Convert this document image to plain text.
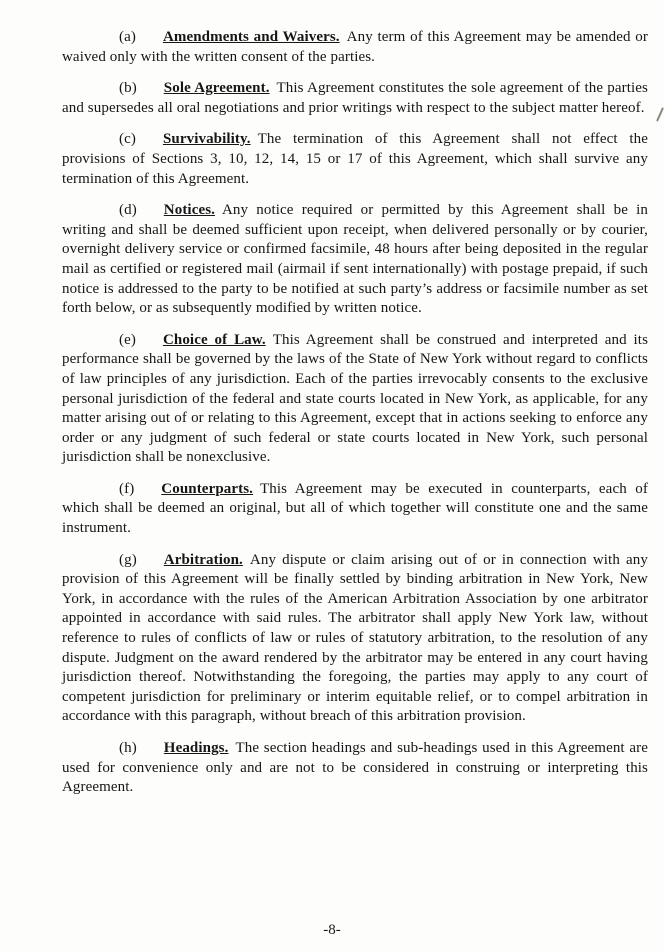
(a) Amendments and Waivers. Any term of this Agreement may be amended or waived only with the written consent of the parties.

(b) Sole Agreement. This Agreement constitutes the sole agreement of the parties and supersedes all oral negotiations and prior writings with respect to the subject matter hereof.

(c) Survivability. The termination of this Agreement shall not effect the provisions of Sections 3, 10, 12, 14, 15 or 17 of this Agreement, which shall survive any termination of this Agreement.

(d) Notices. Any notice required or permitted by this Agreement shall be in writing and shall be deemed sufficient upon receipt, when delivered personally or by courier, overnight delivery service or confirmed facsimile, 48 hours after being deposited in the regular mail as certified or registered mail (airmail if sent internationally) with postage prepaid, if such notice is addressed to the party to be notified at such party’s address or facsimile number as set forth below, or as subsequently modified by written notice.

(e) Choice of Law. This Agreement shall be construed and interpreted and its performance shall be governed by the laws of the State of New York without regard to conflicts of law principles of any jurisdiction. Each of the parties irrevocably consents to the exclusive personal jurisdiction of the federal and state courts located in New York, as applicable, for any matter arising out of or relating to this Agreement, except that in actions seeking to enforce any order or any judgment of such federal or state courts located in New York, such personal jurisdiction shall be nonexclusive.

(f) Counterparts. This Agreement may be executed in counterparts, each of which shall be deemed an original, but all of which together will constitute one and the same instrument.

(g) Arbitration. Any dispute or claim arising out of or in connection with any provision of this Agreement will be finally settled by binding arbitration in New York, New York, in accordance with the rules of the American Arbitration Association by one arbitrator appointed in accordance with said rules. The arbitrator shall apply New York law, without reference to rules of conflicts of law or rules of statutory arbitration, to the resolution of any dispute. Judgment on the award rendered by the arbitrator may be entered in any court having jurisdiction thereof. Notwithstanding the foregoing, the parties may apply to any court of competent jurisdiction for preliminary or interim equitable relief, or to compel arbitration in accordance with this paragraph, without breach of this arbitration provision.

(h) Headings. The section headings and sub-headings used in this Agreement are used for convenience only and are not to be considered in construing or interpreting this Agreement.

-8-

(TASK REQUIREMENTS): Pictures appear in the records above. Output everything except them, exactly.

(THE SOLUTION):
Convert this document image to plain text.
(a) Amendments and Waivers. Any term of this Agreement may be amended or waived only with the written consent of the parties.

(b) Sole Agreement. This Agreement constitutes the sole agreement of the parties and supersedes all oral negotiations and prior writings with respect to the subject matter hereof.

(c) Survivability. The termination of this Agreement shall not effect the provisions of Sections 3, 10, 12, 14, 15 or 17 of this Agreement, which shall survive any termination of this Agreement.

(d) Notices. Any notice required or permitted by this Agreement shall be in writing and shall be deemed sufficient upon receipt, when delivered personally or by courier, overnight delivery service or confirmed facsimile, 48 hours after being deposited in the regular mail as certified or registered mail (airmail if sent internationally) with postage prepaid, if such notice is addressed to the party to be notified at such party’s address or facsimile number as set forth below, or as subsequently modified by written notice.

(e) Choice of Law. This Agreement shall be construed and interpreted and its performance shall be governed by the laws of the State of New York without regard to conflicts of law principles of any jurisdiction. Each of the parties irrevocably consents to the exclusive personal jurisdiction of the federal and state courts located in New York, as applicable, for any matter arising out of or relating to this Agreement, except that in actions seeking to enforce any order or any judgment of such federal or state courts located in New York, such personal jurisdiction shall be nonexclusive.

(f) Counterparts. This Agreement may be executed in counterparts, each of which shall be deemed an original, but all of which together will constitute one and the same instrument.

(g) Arbitration. Any dispute or claim arising out of or in connection with any provision of this Agreement will be finally settled by binding arbitration in New York, New York, in accordance with the rules of the American Arbitration Association by one arbitrator appointed in accordance with said rules. The arbitrator shall apply New York law, without reference to rules of conflicts of law or rules of statutory arbitration, to the resolution of any dispute. Judgment on the award rendered by the arbitrator may be entered in any court having jurisdiction thereof. Notwithstanding the foregoing, the parties may apply to any court of competent jurisdiction for preliminary or interim equitable relief, or to compel arbitration in accordance with this paragraph, without breach of this arbitration provision.

(h) Headings. The section headings and sub-headings used in this Agreement are used for convenience only and are not to be considered in construing or interpreting this Agreement.

-8-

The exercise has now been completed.